• THE TASK:
Write the material out again in full, exactly.

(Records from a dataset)

···

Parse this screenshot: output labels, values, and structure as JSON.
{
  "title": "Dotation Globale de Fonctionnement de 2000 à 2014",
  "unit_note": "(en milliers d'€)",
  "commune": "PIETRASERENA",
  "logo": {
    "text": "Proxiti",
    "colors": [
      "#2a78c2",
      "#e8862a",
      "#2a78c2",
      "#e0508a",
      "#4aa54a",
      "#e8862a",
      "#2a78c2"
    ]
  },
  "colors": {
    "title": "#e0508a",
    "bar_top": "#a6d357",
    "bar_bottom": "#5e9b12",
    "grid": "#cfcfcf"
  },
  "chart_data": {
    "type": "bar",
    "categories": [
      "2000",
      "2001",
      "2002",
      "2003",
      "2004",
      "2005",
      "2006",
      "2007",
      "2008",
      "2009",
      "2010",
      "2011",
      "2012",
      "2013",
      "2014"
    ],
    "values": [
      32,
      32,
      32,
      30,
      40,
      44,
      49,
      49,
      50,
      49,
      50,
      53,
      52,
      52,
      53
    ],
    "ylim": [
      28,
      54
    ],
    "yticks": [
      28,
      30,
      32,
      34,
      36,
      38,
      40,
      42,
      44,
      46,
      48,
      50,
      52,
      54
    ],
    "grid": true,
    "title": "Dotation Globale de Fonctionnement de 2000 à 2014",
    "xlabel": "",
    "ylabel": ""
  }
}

···

• FINISHED TASK:
Parse this screenshot: output labels, values, and structure as JSON.
{
  "title": "Dotation Globale de Fonctionnement de 2000 à 2014",
  "unit_note": "(en milliers d'€)",
  "commune": "PIETRASERENA",
  "logo": {
    "text": "Proxiti",
    "colors": [
      "#2a78c2",
      "#e8862a",
      "#2a78c2",
      "#e0508a",
      "#4aa54a",
      "#e8862a",
      "#2a78c2"
    ]
  },
  "colors": {
    "title": "#e0508a",
    "bar_top": "#a6d357",
    "bar_bottom": "#5e9b12",
    "grid": "#cfcfcf"
  },
  "chart_data": {
    "type": "bar",
    "categories": [
      "2000",
      "2001",
      "2002",
      "2003",
      "2004",
      "2005",
      "2006",
      "2007",
      "2008",
      "2009",
      "2010",
      "2011",
      "2012",
      "2013",
      "2014"
    ],
    "values": [
      32,
      32,
      32,
      30,
      40,
      44,
      49,
      49,
      50,
      49,
      50,
      53,
      52,
      52,
      53
    ],
    "ylim": [
      28,
      54
    ],
    "yticks": [
      28,
      30,
      32,
      34,
      36,
      38,
      40,
      42,
      44,
      46,
      48,
      50,
      52,
      54
    ],
    "grid": true,
    "title": "Dotation Globale de Fonctionnement de 2000 à 2014",
    "xlabel": "",
    "ylabel": ""
  }
}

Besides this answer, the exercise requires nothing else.